» **Extracted material**:
---*---

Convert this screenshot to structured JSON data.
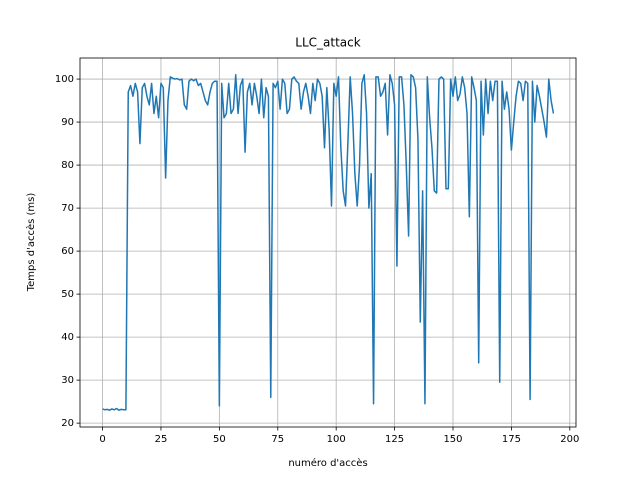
{
  "chart_data": {
    "type": "line",
    "title": "LLC_attack",
    "x_label": "numéro d'accès",
    "y_label": "Temps d'accès (ms)",
    "x": [
      0,
      1,
      2,
      3,
      4,
      5,
      6,
      7,
      8,
      9,
      10,
      11,
      12,
      13,
      14,
      15,
      16,
      17,
      18,
      19,
      20,
      21,
      22,
      23,
      24,
      25,
      26,
      27,
      28,
      29,
      30,
      31,
      32,
      33,
      34,
      35,
      36,
      37,
      38,
      39,
      40,
      41,
      42,
      43,
      44,
      45,
      46,
      47,
      48,
      49,
      50,
      51,
      52,
      53,
      54,
      55,
      56,
      57,
      58,
      59,
      60,
      61,
      62,
      63,
      64,
      65,
      66,
      67,
      68,
      69,
      70,
      71,
      72,
      73,
      74,
      75,
      76,
      77,
      78,
      79,
      80,
      81,
      82,
      83,
      84,
      85,
      86,
      87,
      88,
      89,
      90,
      91,
      92,
      93,
      94,
      95,
      96,
      97,
      98,
      99,
      100,
      101,
      102,
      103,
      104,
      105,
      106,
      107,
      108,
      109,
      110,
      111,
      112,
      113,
      114,
      115,
      116,
      117,
      118,
      119,
      120,
      121,
      122,
      123,
      124,
      125,
      126,
      127,
      128,
      129,
      130,
      131,
      132,
      133,
      134,
      135,
      136,
      137,
      138,
      139,
      140,
      141,
      142,
      143,
      144,
      145,
      146,
      147,
      148,
      149,
      150,
      151,
      152,
      153,
      154,
      155,
      156,
      157,
      158,
      159,
      160,
      161,
      162,
      163,
      164,
      165,
      166,
      167,
      168,
      169,
      170,
      171,
      172,
      173,
      174,
      175,
      176,
      177,
      178,
      179,
      180,
      181,
      182,
      183,
      184,
      185,
      186,
      187,
      188,
      189,
      190,
      191,
      192,
      193
    ],
    "series": [
      {
        "name": "LLC_attack",
        "color": "#1f77b4",
        "values": [
          23.3,
          23.1,
          23.2,
          23.0,
          23.3,
          23.1,
          23.4,
          23.0,
          23.2,
          23.1,
          23.1,
          97,
          98.5,
          96,
          99,
          97,
          85,
          98,
          99,
          96,
          94,
          99,
          92,
          96,
          91,
          99,
          98,
          77,
          95,
          100.5,
          100.2,
          100,
          100.1,
          99.8,
          100,
          94,
          93,
          99.5,
          100,
          99.6,
          100,
          98.5,
          99,
          97,
          95,
          94,
          97,
          99,
          99.5,
          99.5,
          24,
          99,
          91,
          92,
          99,
          92,
          93,
          101,
          92,
          98.5,
          100,
          83,
          97,
          99,
          94,
          99,
          96,
          92,
          100,
          91,
          98,
          96,
          26,
          99,
          98,
          99.5,
          93,
          100,
          99,
          92,
          93,
          100,
          100.5,
          99.5,
          99,
          93,
          97,
          99,
          96,
          92,
          99,
          95,
          100,
          99,
          96,
          84,
          98,
          88,
          70.5,
          99,
          96,
          100.5,
          84,
          74,
          70.5,
          85,
          100.5,
          92,
          78,
          70.5,
          80,
          99,
          101,
          92,
          70,
          78,
          24.5,
          100.5,
          100.5,
          96,
          97,
          99,
          87,
          101,
          99,
          94,
          56.5,
          100.5,
          100.5,
          94,
          80,
          63.5,
          101,
          100.5,
          98,
          86,
          43.5,
          74,
          24.5,
          100.5,
          91,
          84,
          74,
          73.5,
          100,
          100.5,
          100,
          74.5,
          74.5,
          100,
          96,
          100.5,
          95,
          96.5,
          100.5,
          98,
          92,
          68,
          100.5,
          98,
          95,
          34,
          99.5,
          87,
          100,
          92,
          99.5,
          95,
          99.5,
          99.5,
          29.5,
          99.5,
          93,
          97,
          93,
          83.5,
          90,
          96,
          99.5,
          99,
          95,
          99.5,
          99,
          25.5,
          99.5,
          90,
          98.5,
          96,
          93,
          90,
          86.5,
          100,
          95,
          92
        ]
      }
    ],
    "xlim": [
      -9.65,
      202.65
    ],
    "ylim": [
      19.1,
      104.9
    ],
    "xticks": [
      0,
      25,
      50,
      75,
      100,
      125,
      150,
      175,
      200
    ],
    "yticks": [
      20,
      30,
      40,
      50,
      60,
      70,
      80,
      90,
      100
    ],
    "grid": true
  }
}
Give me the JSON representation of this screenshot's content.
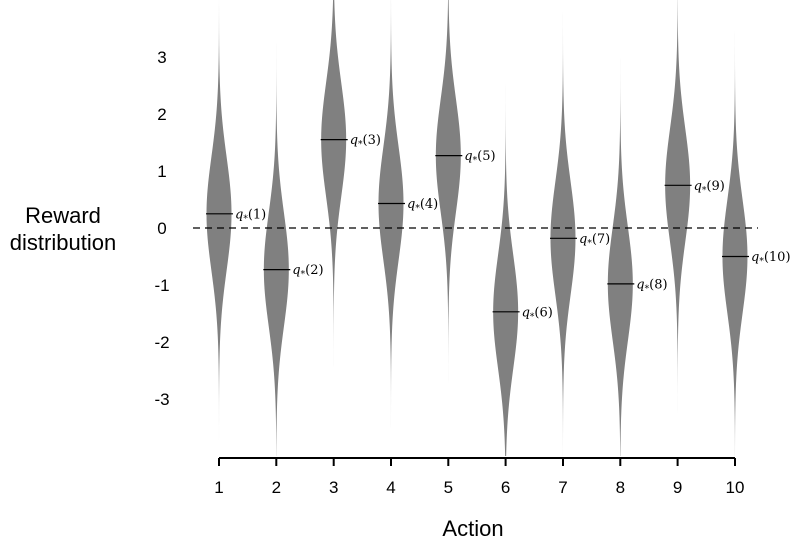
{
  "chart_data": {
    "type": "violin",
    "xlabel": "Action",
    "ylabel_lines": [
      "Reward",
      "distribution"
    ],
    "x_ticks": [
      "1",
      "2",
      "3",
      "4",
      "5",
      "6",
      "7",
      "8",
      "9",
      "10"
    ],
    "y_ticks": [
      "3",
      "2",
      "1",
      "0",
      "-1",
      "-2",
      "-3"
    ],
    "ylim": [
      -4.0,
      4.0
    ],
    "reference_line": 0,
    "fill_color": "#808080",
    "series": [
      {
        "action": 1,
        "mean": 0.25,
        "label_base": "q",
        "label_sub": "*",
        "label_arg": "(1)"
      },
      {
        "action": 2,
        "mean": -0.73,
        "label_base": "q",
        "label_sub": "*",
        "label_arg": "(2)"
      },
      {
        "action": 3,
        "mean": 1.55,
        "label_base": "q",
        "label_sub": "*",
        "label_arg": "(3)"
      },
      {
        "action": 4,
        "mean": 0.43,
        "label_base": "q",
        "label_sub": "*",
        "label_arg": "(4)"
      },
      {
        "action": 5,
        "mean": 1.27,
        "label_base": "q",
        "label_sub": "*",
        "label_arg": "(5)"
      },
      {
        "action": 6,
        "mean": -1.47,
        "label_base": "q",
        "label_sub": "*",
        "label_arg": "(6)"
      },
      {
        "action": 7,
        "mean": -0.18,
        "label_base": "q",
        "label_sub": "*",
        "label_arg": "(7)"
      },
      {
        "action": 8,
        "mean": -0.98,
        "label_base": "q",
        "label_sub": "*",
        "label_arg": "(8)"
      },
      {
        "action": 9,
        "mean": 0.75,
        "label_base": "q",
        "label_sub": "*",
        "label_arg": "(9)"
      },
      {
        "action": 10,
        "mean": -0.5,
        "label_base": "q",
        "label_sub": "*",
        "label_arg": "(10)"
      }
    ]
  }
}
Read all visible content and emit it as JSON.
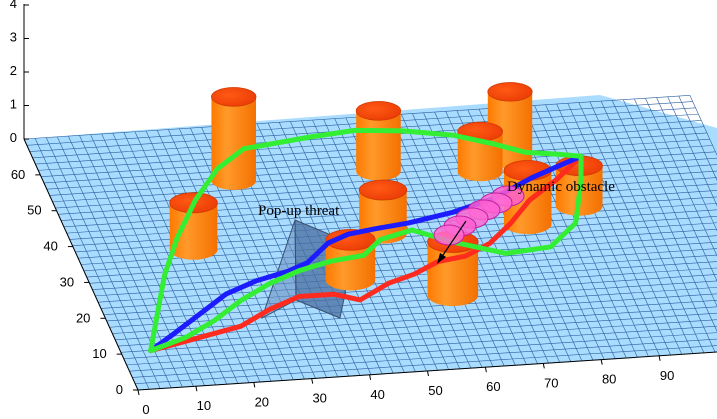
{
  "chart_data": {
    "type": "3d-surface",
    "title": "",
    "xlabel": "",
    "ylabel": "",
    "zlabel": "",
    "xlim": [
      0,
      100
    ],
    "ylim": [
      0,
      70
    ],
    "zlim": [
      0,
      4
    ],
    "x_ticks": [
      "0",
      "10",
      "20",
      "30",
      "40",
      "50",
      "60",
      "70",
      "80",
      "90"
    ],
    "y_ticks": [
      "0",
      "10",
      "20",
      "30",
      "40",
      "50",
      "60"
    ],
    "z_ticks": [
      "0",
      "1",
      "2",
      "3",
      "4"
    ],
    "grid": false,
    "annotations": [
      "Pop-up threat",
      "Dynamic obstacle"
    ],
    "obstacles": [
      {
        "x": 32,
        "y": 55,
        "height": 2.5
      },
      {
        "x": 57,
        "y": 55,
        "height": 1.8
      },
      {
        "x": 74,
        "y": 53,
        "height": 1.2
      },
      {
        "x": 80,
        "y": 56,
        "height": 2.0
      },
      {
        "x": 88,
        "y": 42,
        "height": 1.2
      },
      {
        "x": 78,
        "y": 38,
        "height": 1.6
      },
      {
        "x": 53,
        "y": 38,
        "height": 1.3
      },
      {
        "x": 20,
        "y": 37,
        "height": 1.4
      },
      {
        "x": 44,
        "y": 26,
        "height": 1.2
      },
      {
        "x": 60,
        "y": 20,
        "height": 1.6
      }
    ],
    "series": [
      {
        "color": "#ff2b1e",
        "x": [
          5,
          12,
          22,
          28,
          34,
          40,
          44,
          47,
          50,
          55,
          60,
          65,
          70,
          75,
          80,
          86,
          90,
          92
        ],
        "y": [
          10,
          12,
          15,
          19,
          22,
          22,
          20,
          22,
          24,
          26,
          29,
          30,
          33,
          38,
          44,
          49,
          53,
          55
        ]
      },
      {
        "color": "#1c1cff",
        "x": [
          5,
          10,
          16,
          22,
          28,
          34,
          38,
          41,
          43,
          47,
          52,
          58,
          66,
          74,
          82,
          88,
          92
        ],
        "y": [
          10,
          14,
          19,
          24,
          27,
          29,
          31,
          34,
          36,
          38,
          39,
          40,
          42,
          45,
          50,
          53,
          55
        ]
      },
      {
        "color": "#33ee33",
        "x": [
          5,
          9,
          13,
          18,
          24,
          30,
          36,
          42,
          48,
          56,
          64,
          72,
          78,
          83,
          88,
          92
        ],
        "y": [
          10,
          20,
          30,
          40,
          50,
          58,
          63,
          64,
          65,
          66,
          65,
          63,
          60,
          57,
          56,
          55
        ]
      },
      {
        "color": "#33ee33",
        "x": [
          5,
          12,
          18,
          24,
          30,
          36,
          42,
          48,
          52,
          58,
          64,
          72,
          80,
          86,
          90,
          92
        ],
        "y": [
          10,
          13,
          17,
          22,
          26,
          29,
          31,
          32,
          36,
          38,
          34,
          30,
          31,
          37,
          48,
          55
        ]
      }
    ]
  }
}
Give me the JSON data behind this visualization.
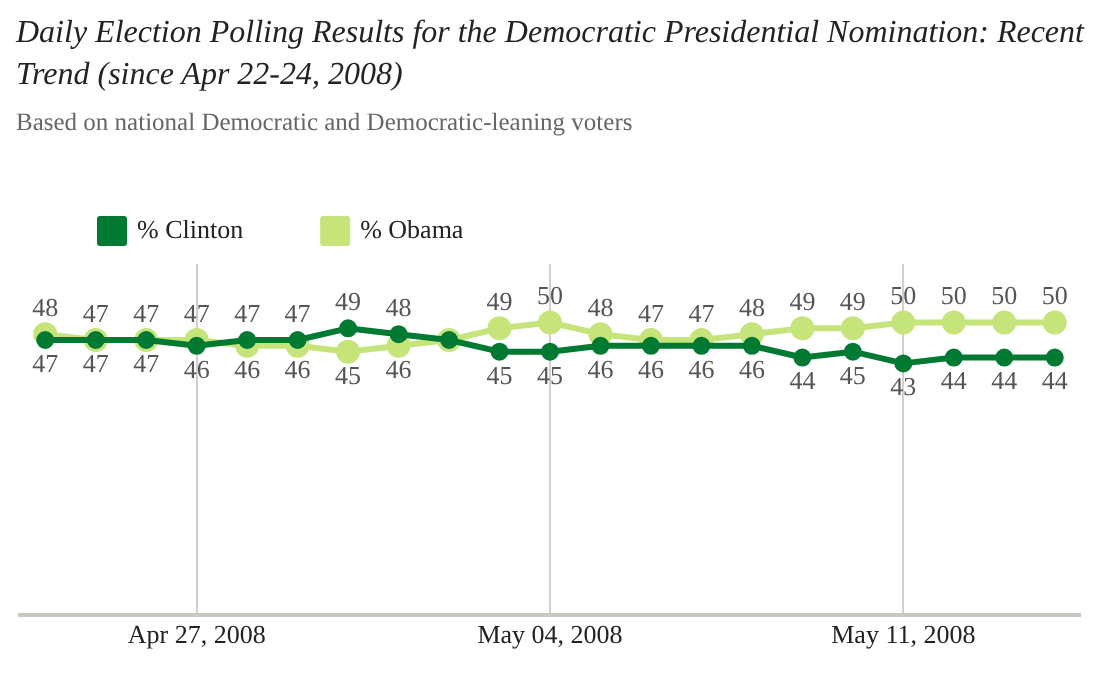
{
  "chart_data": {
    "type": "line",
    "title": "Daily Election Polling Results for the Democratic Presidential Nomination: Recent Trend (since Apr 22-24, 2008)",
    "subtitle": "Based on national Democratic and Democratic-leaning voters",
    "categories": [
      null,
      null,
      null,
      "Apr 27, 2008",
      null,
      null,
      null,
      null,
      null,
      null,
      "May 04, 2008",
      null,
      null,
      null,
      null,
      null,
      null,
      "May 11, 2008",
      null,
      null,
      null
    ],
    "series": [
      {
        "name": "% Clinton",
        "color": "#007a33",
        "values": [
          47,
          47,
          47,
          46,
          47,
          47,
          49,
          48,
          47,
          45,
          45,
          46,
          46,
          46,
          46,
          44,
          45,
          43,
          44,
          44,
          44
        ],
        "value_labels": [
          "47",
          "47",
          "47",
          "46",
          "47",
          "47",
          "49",
          "48",
          null,
          "45",
          "45",
          "46",
          "46",
          "46",
          "46",
          "44",
          "45",
          "43",
          "44",
          "44",
          "44"
        ]
      },
      {
        "name": "% Obama",
        "color": "#c5e47a",
        "values": [
          48,
          47,
          47,
          47,
          46,
          46,
          45,
          46,
          47,
          49,
          50,
          48,
          47,
          47,
          48,
          49,
          49,
          50,
          50,
          50,
          50
        ],
        "value_labels": [
          "48",
          "47",
          "47",
          "47",
          "46",
          "46",
          "45",
          "46",
          null,
          "49",
          "50",
          "48",
          "47",
          "47",
          "48",
          "49",
          "49",
          "50",
          "50",
          "50",
          "50"
        ]
      }
    ],
    "ylim": [
      0,
      60
    ],
    "grid": "x",
    "legend": "top left",
    "marker": "circle",
    "tick_labels": "x"
  }
}
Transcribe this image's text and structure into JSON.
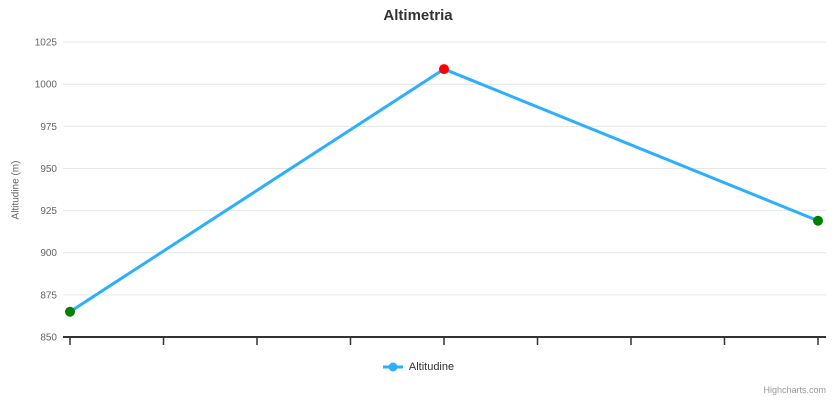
{
  "chart_data": {
    "type": "line",
    "title": "Altimetria",
    "ylabel": "Altitudine (m)",
    "xlabel": "",
    "y_ticks": [
      850,
      875,
      900,
      925,
      950,
      975,
      1000,
      1025
    ],
    "ylim": [
      850,
      1031
    ],
    "xlim": [
      0,
      8
    ],
    "x_tick_count": 9,
    "x_tick_labels": [],
    "grid": true,
    "legend_position": "bottom-center",
    "series": [
      {
        "name": "Altitudine",
        "color": "#2caffe",
        "line_width": 3,
        "marker_radius": 5,
        "points": [
          {
            "x": 0,
            "y": 865,
            "marker_color": "#008000"
          },
          {
            "x": 4,
            "y": 1009,
            "marker_color": "#ff0000"
          },
          {
            "x": 8,
            "y": 919,
            "marker_color": "#008000"
          }
        ]
      }
    ],
    "credits": "Highcharts.com"
  },
  "colors": {
    "background": "#ffffff",
    "grid_line": "#e6e6e6",
    "axis_line": "#333333",
    "tick_mark": "#333333",
    "title_text": "#333333",
    "axis_label_text": "#666666",
    "axis_title_text": "#666666",
    "legend_text": "#333333",
    "credits_text": "#999999"
  }
}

---*---

Look above for the line containing "Transcribe this image's"; output that line and all lines after it through the last one exactly, without the pictures.

Transcribe this image's text and structure into JSON.
{
  "chart_data": {
    "type": "line",
    "title": "Altimetria",
    "ylabel": "Altitudine (m)",
    "xlabel": "",
    "y_ticks": [
      850,
      875,
      900,
      925,
      950,
      975,
      1000,
      1025
    ],
    "ylim": [
      850,
      1031
    ],
    "xlim": [
      0,
      8
    ],
    "x_tick_count": 9,
    "x_tick_labels": [],
    "grid": true,
    "legend_position": "bottom-center",
    "series": [
      {
        "name": "Altitudine",
        "color": "#2caffe",
        "line_width": 3,
        "marker_radius": 5,
        "points": [
          {
            "x": 0,
            "y": 865,
            "marker_color": "#008000"
          },
          {
            "x": 4,
            "y": 1009,
            "marker_color": "#ff0000"
          },
          {
            "x": 8,
            "y": 919,
            "marker_color": "#008000"
          }
        ]
      }
    ],
    "credits": "Highcharts.com"
  },
  "colors": {
    "background": "#ffffff",
    "grid_line": "#e6e6e6",
    "axis_line": "#333333",
    "tick_mark": "#333333",
    "title_text": "#333333",
    "axis_label_text": "#666666",
    "axis_title_text": "#666666",
    "legend_text": "#333333",
    "credits_text": "#999999"
  }
}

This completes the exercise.